--- Prompt ---
Keep the pictures out of the copy and print all the entries below exactly.

Extracted data entries:
* Begin *
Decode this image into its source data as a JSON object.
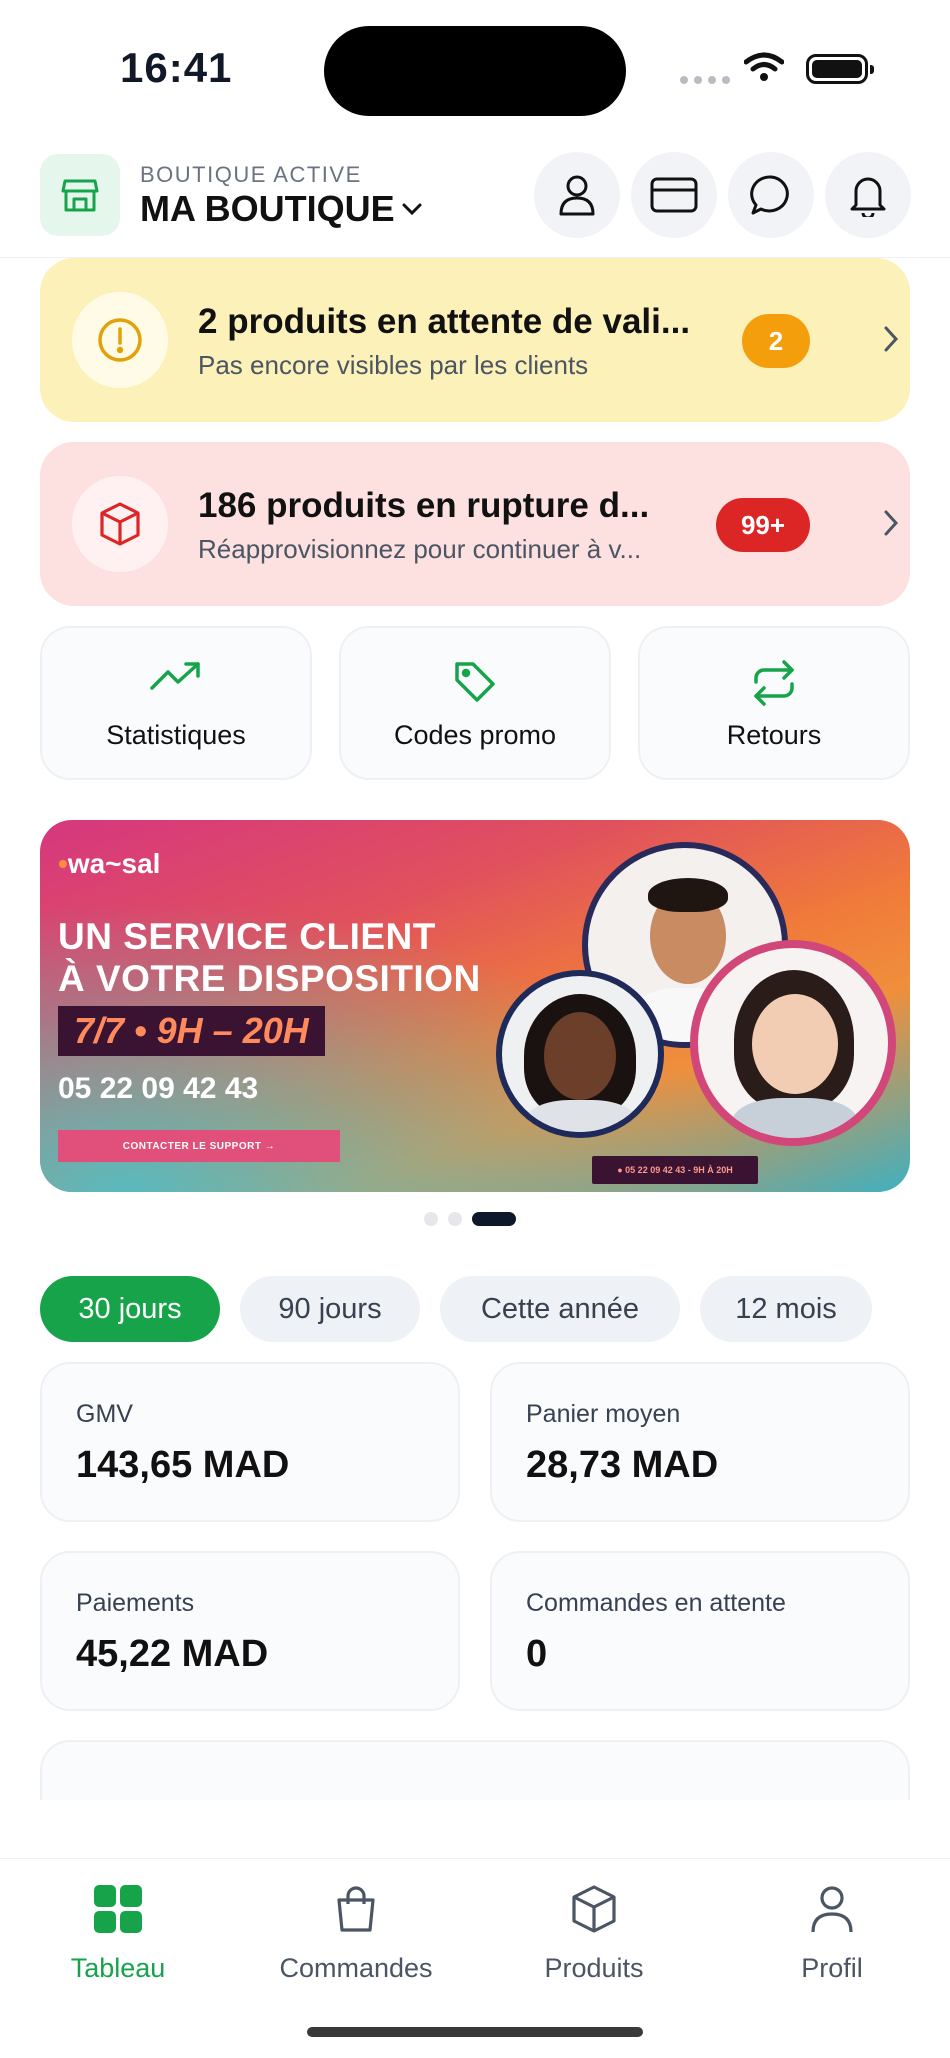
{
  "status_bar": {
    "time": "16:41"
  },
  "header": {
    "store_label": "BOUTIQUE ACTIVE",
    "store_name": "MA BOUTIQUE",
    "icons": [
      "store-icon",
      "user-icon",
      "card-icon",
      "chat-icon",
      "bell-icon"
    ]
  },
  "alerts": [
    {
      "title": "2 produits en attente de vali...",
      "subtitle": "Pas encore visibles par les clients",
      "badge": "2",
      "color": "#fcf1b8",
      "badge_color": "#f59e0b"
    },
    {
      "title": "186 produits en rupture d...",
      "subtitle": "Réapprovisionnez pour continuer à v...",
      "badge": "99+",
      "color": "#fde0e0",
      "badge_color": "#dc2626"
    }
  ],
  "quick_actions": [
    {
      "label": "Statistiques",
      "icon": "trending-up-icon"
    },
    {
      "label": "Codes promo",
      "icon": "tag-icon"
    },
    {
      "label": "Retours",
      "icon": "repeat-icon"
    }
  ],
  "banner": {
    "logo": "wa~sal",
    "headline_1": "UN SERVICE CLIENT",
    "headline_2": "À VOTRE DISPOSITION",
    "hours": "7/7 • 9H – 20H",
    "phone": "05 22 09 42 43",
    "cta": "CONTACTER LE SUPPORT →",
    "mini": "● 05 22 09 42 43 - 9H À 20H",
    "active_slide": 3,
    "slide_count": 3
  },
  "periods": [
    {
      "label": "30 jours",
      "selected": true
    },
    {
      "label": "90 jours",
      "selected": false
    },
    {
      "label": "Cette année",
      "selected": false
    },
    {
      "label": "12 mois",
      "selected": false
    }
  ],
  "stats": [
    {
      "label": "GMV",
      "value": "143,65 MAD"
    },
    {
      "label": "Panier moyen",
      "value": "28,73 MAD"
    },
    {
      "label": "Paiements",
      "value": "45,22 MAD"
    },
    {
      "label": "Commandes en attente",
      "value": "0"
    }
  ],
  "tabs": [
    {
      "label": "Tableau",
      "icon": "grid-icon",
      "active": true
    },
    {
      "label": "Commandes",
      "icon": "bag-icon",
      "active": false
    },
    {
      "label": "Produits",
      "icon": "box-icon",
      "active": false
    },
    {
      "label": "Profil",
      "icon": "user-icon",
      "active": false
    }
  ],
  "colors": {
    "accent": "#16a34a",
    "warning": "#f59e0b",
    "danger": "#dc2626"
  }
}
* End *
--- Right answer ---
Decode this image into its source data as a JSON object.
{
  "status_bar": {
    "time": "16:41"
  },
  "header": {
    "store_label": "BOUTIQUE ACTIVE",
    "store_name": "MA BOUTIQUE",
    "icons": [
      "store-icon",
      "user-icon",
      "card-icon",
      "chat-icon",
      "bell-icon"
    ]
  },
  "alerts": [
    {
      "title": "2 produits en attente de vali...",
      "subtitle": "Pas encore visibles par les clients",
      "badge": "2",
      "color": "#fcf1b8",
      "badge_color": "#f59e0b"
    },
    {
      "title": "186 produits en rupture d...",
      "subtitle": "Réapprovisionnez pour continuer à v...",
      "badge": "99+",
      "color": "#fde0e0",
      "badge_color": "#dc2626"
    }
  ],
  "quick_actions": [
    {
      "label": "Statistiques",
      "icon": "trending-up-icon"
    },
    {
      "label": "Codes promo",
      "icon": "tag-icon"
    },
    {
      "label": "Retours",
      "icon": "repeat-icon"
    }
  ],
  "banner": {
    "logo": "wa~sal",
    "headline_1": "UN SERVICE CLIENT",
    "headline_2": "À VOTRE DISPOSITION",
    "hours": "7/7 • 9H – 20H",
    "phone": "05 22 09 42 43",
    "cta": "CONTACTER LE SUPPORT →",
    "mini": "● 05 22 09 42 43 - 9H À 20H",
    "active_slide": 3,
    "slide_count": 3
  },
  "periods": [
    {
      "label": "30 jours",
      "selected": true
    },
    {
      "label": "90 jours",
      "selected": false
    },
    {
      "label": "Cette année",
      "selected": false
    },
    {
      "label": "12 mois",
      "selected": false
    }
  ],
  "stats": [
    {
      "label": "GMV",
      "value": "143,65 MAD"
    },
    {
      "label": "Panier moyen",
      "value": "28,73 MAD"
    },
    {
      "label": "Paiements",
      "value": "45,22 MAD"
    },
    {
      "label": "Commandes en attente",
      "value": "0"
    }
  ],
  "tabs": [
    {
      "label": "Tableau",
      "icon": "grid-icon",
      "active": true
    },
    {
      "label": "Commandes",
      "icon": "bag-icon",
      "active": false
    },
    {
      "label": "Produits",
      "icon": "box-icon",
      "active": false
    },
    {
      "label": "Profil",
      "icon": "user-icon",
      "active": false
    }
  ],
  "colors": {
    "accent": "#16a34a",
    "warning": "#f59e0b",
    "danger": "#dc2626"
  }
}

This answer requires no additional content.